Omit all images. Write out the rest of the material exactly.

━━ Given data ━━

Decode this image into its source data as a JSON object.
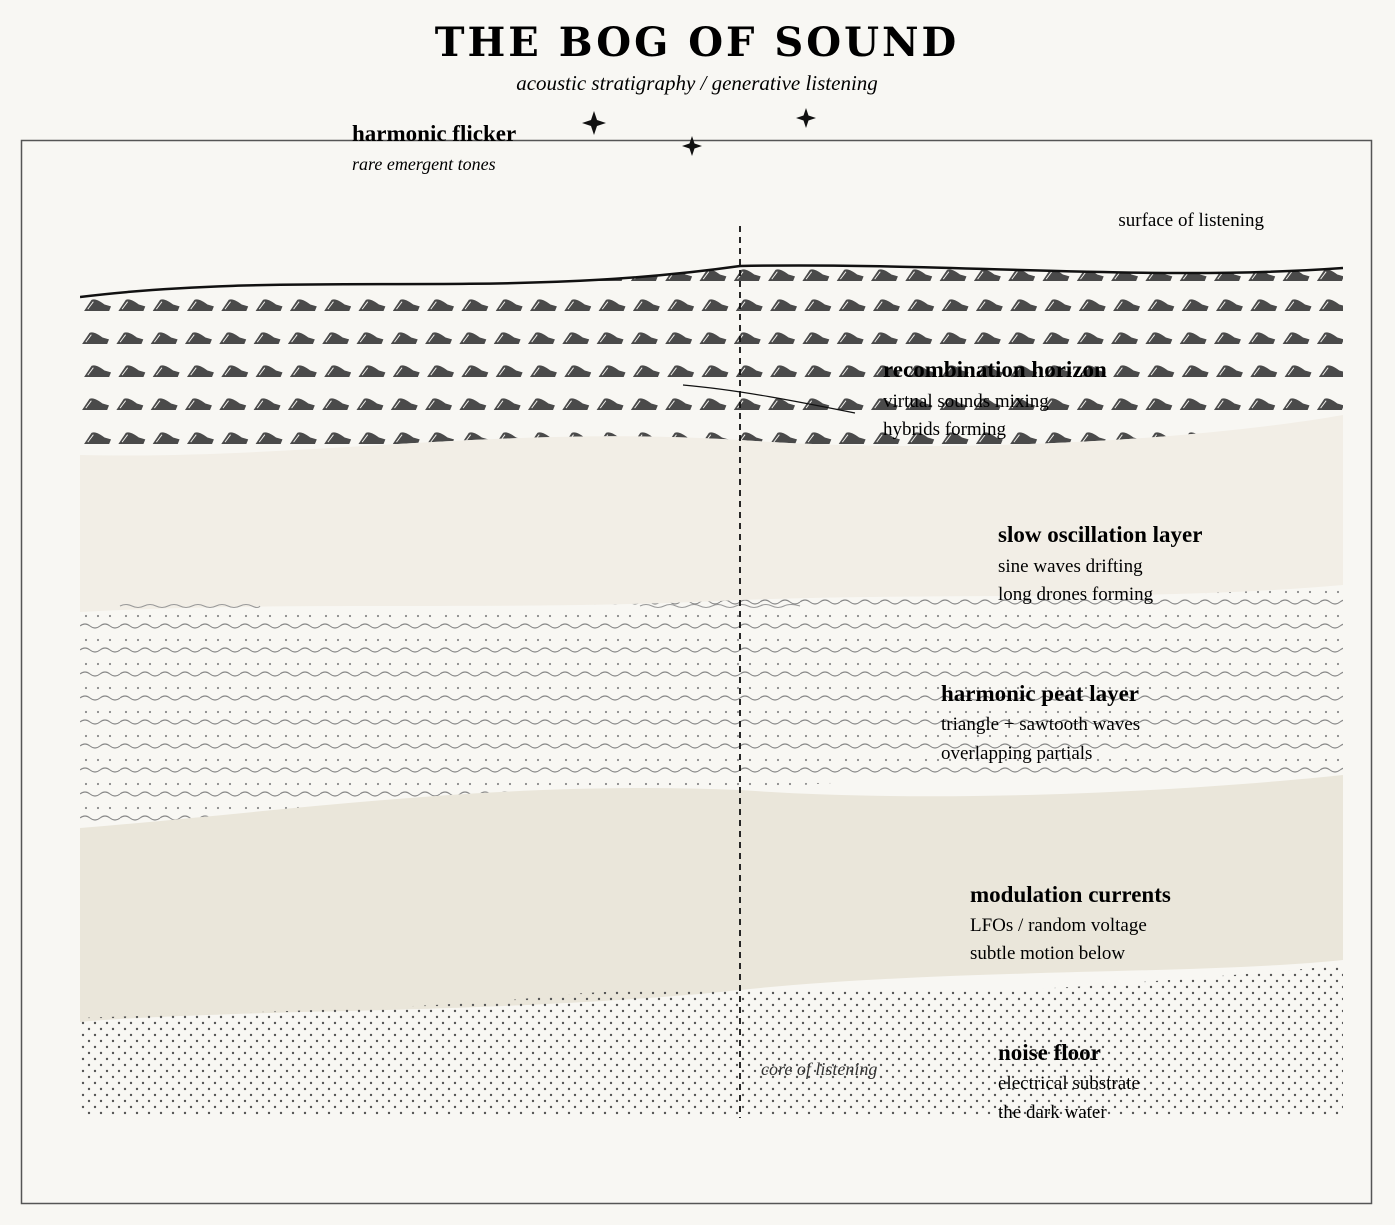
{
  "title": "THE BOG OF SOUND",
  "subtitle": "acoustic stratigraphy / generative listening",
  "flicker": {
    "title": "harmonic flicker",
    "sub": "rare emergent tones"
  },
  "surface_label": "surface of listening",
  "core_label": "core of listening",
  "layers": [
    {
      "title": "recombination horizon",
      "lines": [
        "virtual sounds mixing",
        "hybrids forming"
      ]
    },
    {
      "title": "slow oscillation layer",
      "lines": [
        "sine waves drifting",
        "long drones forming"
      ]
    },
    {
      "title": "harmonic peat layer",
      "lines": [
        "triangle + sawtooth waves",
        "overlapping partials"
      ]
    },
    {
      "title": "modulation currents",
      "lines": [
        "LFOs / random voltage",
        "subtle motion below"
      ]
    },
    {
      "title": "noise floor",
      "lines": [
        "electrical substrate",
        "the dark water"
      ]
    }
  ],
  "colors": {
    "background": "#f8f7f3",
    "ink": "#1a1a1a",
    "slow_layer": "#f2eee6",
    "modulation_layer": "#eae6da",
    "peat_marks": "#8a8a8a",
    "noise_dots": "#555555",
    "leaf": "#4a4a4a"
  },
  "icons": [
    "sparkle-icon",
    "leaf-mark-icon"
  ]
}
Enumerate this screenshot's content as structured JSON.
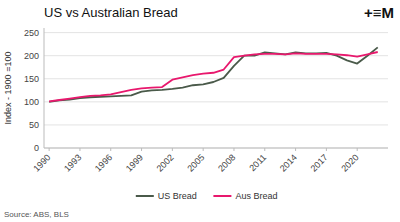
{
  "chart_data": {
    "type": "line",
    "title": "US vs Australian Bread",
    "ylabel": "Index - 1900 =100",
    "annotations": [
      "Source: ABS, BLS",
      "+≡M"
    ],
    "x": [
      1990,
      1991,
      1992,
      1993,
      1994,
      1995,
      1996,
      1997,
      1998,
      1999,
      2000,
      2001,
      2002,
      2003,
      2004,
      2005,
      2006,
      2007,
      2008,
      2009,
      2010,
      2011,
      2012,
      2013,
      2014,
      2015,
      2016,
      2017,
      2018,
      2019,
      2020,
      2021,
      2022
    ],
    "series": [
      {
        "name": "US Bread",
        "color": "#4a5a4a",
        "values": [
          100,
          103,
          105,
          108,
          110,
          111,
          112,
          113,
          114,
          122,
          125,
          126,
          128,
          131,
          136,
          138,
          143,
          152,
          178,
          200,
          200,
          207,
          205,
          203,
          207,
          205,
          205,
          206,
          200,
          190,
          183,
          200,
          218
        ]
      },
      {
        "name": "Aus Bread",
        "color": "#e8186d",
        "values": [
          101,
          104,
          107,
          110,
          113,
          114,
          116,
          121,
          126,
          129,
          131,
          132,
          148,
          153,
          158,
          161,
          163,
          170,
          197,
          200,
          203,
          204,
          204,
          203,
          205,
          204,
          204,
          204,
          203,
          201,
          198,
          203,
          208
        ]
      }
    ],
    "xlim": [
      1989.5,
      2023
    ],
    "xticks": [
      1990,
      1993,
      1996,
      1999,
      2002,
      2005,
      2008,
      2011,
      2014,
      2017,
      2020
    ],
    "ylim": [
      0,
      260
    ],
    "yticks": [
      0,
      50,
      100,
      150,
      200,
      250
    ],
    "grid": true,
    "legend": "bottom"
  }
}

━━━

**Complete answer**
Decode this image into its source data as a JSON object.
{
  "title": "THE BOG OF SOUND",
  "subtitle": "acoustic stratigraphy / generative listening",
  "flicker": {
    "title": "harmonic flicker",
    "sub": "rare emergent tones"
  },
  "surface_label": "surface of listening",
  "core_label": "core of listening",
  "layers": [
    {
      "title": "recombination horizon",
      "lines": [
        "virtual sounds mixing",
        "hybrids forming"
      ]
    },
    {
      "title": "slow oscillation layer",
      "lines": [
        "sine waves drifting",
        "long drones forming"
      ]
    },
    {
      "title": "harmonic peat layer",
      "lines": [
        "triangle + sawtooth waves",
        "overlapping partials"
      ]
    },
    {
      "title": "modulation currents",
      "lines": [
        "LFOs / random voltage",
        "subtle motion below"
      ]
    },
    {
      "title": "noise floor",
      "lines": [
        "electrical substrate",
        "the dark water"
      ]
    }
  ],
  "colors": {
    "background": "#f8f7f3",
    "ink": "#1a1a1a",
    "slow_layer": "#f2eee6",
    "modulation_layer": "#eae6da",
    "peat_marks": "#8a8a8a",
    "noise_dots": "#555555",
    "leaf": "#4a4a4a"
  },
  "icons": [
    "sparkle-icon",
    "leaf-mark-icon"
  ]
}
Enumerate this screenshot's content as structured JSON.
{
  "chart_data": {
    "type": "line",
    "title": "US vs Australian Bread",
    "ylabel": "Index - 1900 =100",
    "annotations": [
      "Source: ABS, BLS",
      "+≡M"
    ],
    "x": [
      1990,
      1991,
      1992,
      1993,
      1994,
      1995,
      1996,
      1997,
      1998,
      1999,
      2000,
      2001,
      2002,
      2003,
      2004,
      2005,
      2006,
      2007,
      2008,
      2009,
      2010,
      2011,
      2012,
      2013,
      2014,
      2015,
      2016,
      2017,
      2018,
      2019,
      2020,
      2021,
      2022
    ],
    "series": [
      {
        "name": "US Bread",
        "color": "#4a5a4a",
        "values": [
          100,
          103,
          105,
          108,
          110,
          111,
          112,
          113,
          114,
          122,
          125,
          126,
          128,
          131,
          136,
          138,
          143,
          152,
          178,
          200,
          200,
          207,
          205,
          203,
          207,
          205,
          205,
          206,
          200,
          190,
          183,
          200,
          218
        ]
      },
      {
        "name": "Aus Bread",
        "color": "#e8186d",
        "values": [
          101,
          104,
          107,
          110,
          113,
          114,
          116,
          121,
          126,
          129,
          131,
          132,
          148,
          153,
          158,
          161,
          163,
          170,
          197,
          200,
          203,
          204,
          204,
          203,
          205,
          204,
          204,
          204,
          203,
          201,
          198,
          203,
          208
        ]
      }
    ],
    "xlim": [
      1989.5,
      2023
    ],
    "xticks": [
      1990,
      1993,
      1996,
      1999,
      2002,
      2005,
      2008,
      2011,
      2014,
      2017,
      2020
    ],
    "ylim": [
      0,
      260
    ],
    "yticks": [
      0,
      50,
      100,
      150,
      200,
      250
    ],
    "grid": true,
    "legend": "bottom"
  }
}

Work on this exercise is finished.